Collect all lines from the records below that include the word "name".

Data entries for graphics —
--- Begin ---

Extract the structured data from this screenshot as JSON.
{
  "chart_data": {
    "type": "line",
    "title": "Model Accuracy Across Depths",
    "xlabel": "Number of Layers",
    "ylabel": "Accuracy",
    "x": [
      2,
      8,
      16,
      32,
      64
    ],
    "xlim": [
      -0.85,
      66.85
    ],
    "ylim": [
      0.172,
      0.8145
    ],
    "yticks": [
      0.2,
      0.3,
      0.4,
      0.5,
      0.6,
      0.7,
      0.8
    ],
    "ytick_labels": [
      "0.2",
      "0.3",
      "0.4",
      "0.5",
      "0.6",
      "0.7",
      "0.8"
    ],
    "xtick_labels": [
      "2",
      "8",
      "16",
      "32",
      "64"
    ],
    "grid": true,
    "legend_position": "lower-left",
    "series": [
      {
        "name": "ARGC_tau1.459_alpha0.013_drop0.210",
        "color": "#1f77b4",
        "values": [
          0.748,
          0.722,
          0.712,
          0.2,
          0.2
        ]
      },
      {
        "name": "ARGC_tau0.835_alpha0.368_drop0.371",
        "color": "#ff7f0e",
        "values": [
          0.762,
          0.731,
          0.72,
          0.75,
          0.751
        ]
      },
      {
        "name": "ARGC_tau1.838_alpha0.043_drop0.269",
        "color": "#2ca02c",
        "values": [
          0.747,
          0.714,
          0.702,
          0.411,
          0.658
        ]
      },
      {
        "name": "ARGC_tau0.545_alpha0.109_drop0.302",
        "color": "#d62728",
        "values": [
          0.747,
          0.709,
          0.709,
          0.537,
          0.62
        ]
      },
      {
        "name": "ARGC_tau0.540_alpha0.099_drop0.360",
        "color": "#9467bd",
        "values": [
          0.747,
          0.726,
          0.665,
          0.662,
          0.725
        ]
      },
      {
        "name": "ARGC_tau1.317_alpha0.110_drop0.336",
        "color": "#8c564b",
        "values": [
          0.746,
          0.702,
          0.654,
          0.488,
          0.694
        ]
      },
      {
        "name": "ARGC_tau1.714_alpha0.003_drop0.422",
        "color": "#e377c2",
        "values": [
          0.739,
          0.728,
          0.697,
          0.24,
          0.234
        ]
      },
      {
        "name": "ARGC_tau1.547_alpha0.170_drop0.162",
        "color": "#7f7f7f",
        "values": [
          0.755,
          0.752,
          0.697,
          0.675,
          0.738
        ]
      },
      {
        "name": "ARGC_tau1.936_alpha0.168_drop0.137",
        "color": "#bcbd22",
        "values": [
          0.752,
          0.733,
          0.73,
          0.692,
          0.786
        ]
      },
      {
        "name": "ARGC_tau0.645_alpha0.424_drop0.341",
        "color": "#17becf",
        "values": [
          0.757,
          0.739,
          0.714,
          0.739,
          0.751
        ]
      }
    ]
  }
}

--- End ---

RESULT BELOW —
        "name": "ARGC_tau1.459_alpha0.013_drop0.210",
        "name": "ARGC_tau0.835_alpha0.368_drop0.371",
        "name": "ARGC_tau1.838_alpha0.043_drop0.269",
        "name": "ARGC_tau0.545_alpha0.109_drop0.302",
        "name": "ARGC_tau0.540_alpha0.099_drop0.360",
        "name": "ARGC_tau1.317_alpha0.110_drop0.336",
        "name": "ARGC_tau1.714_alpha0.003_drop0.422",
        "name": "ARGC_tau1.547_alpha0.170_drop0.162",
        "name": "ARGC_tau1.936_alpha0.168_drop0.137",
        "name": "ARGC_tau0.645_alpha0.424_drop0.341",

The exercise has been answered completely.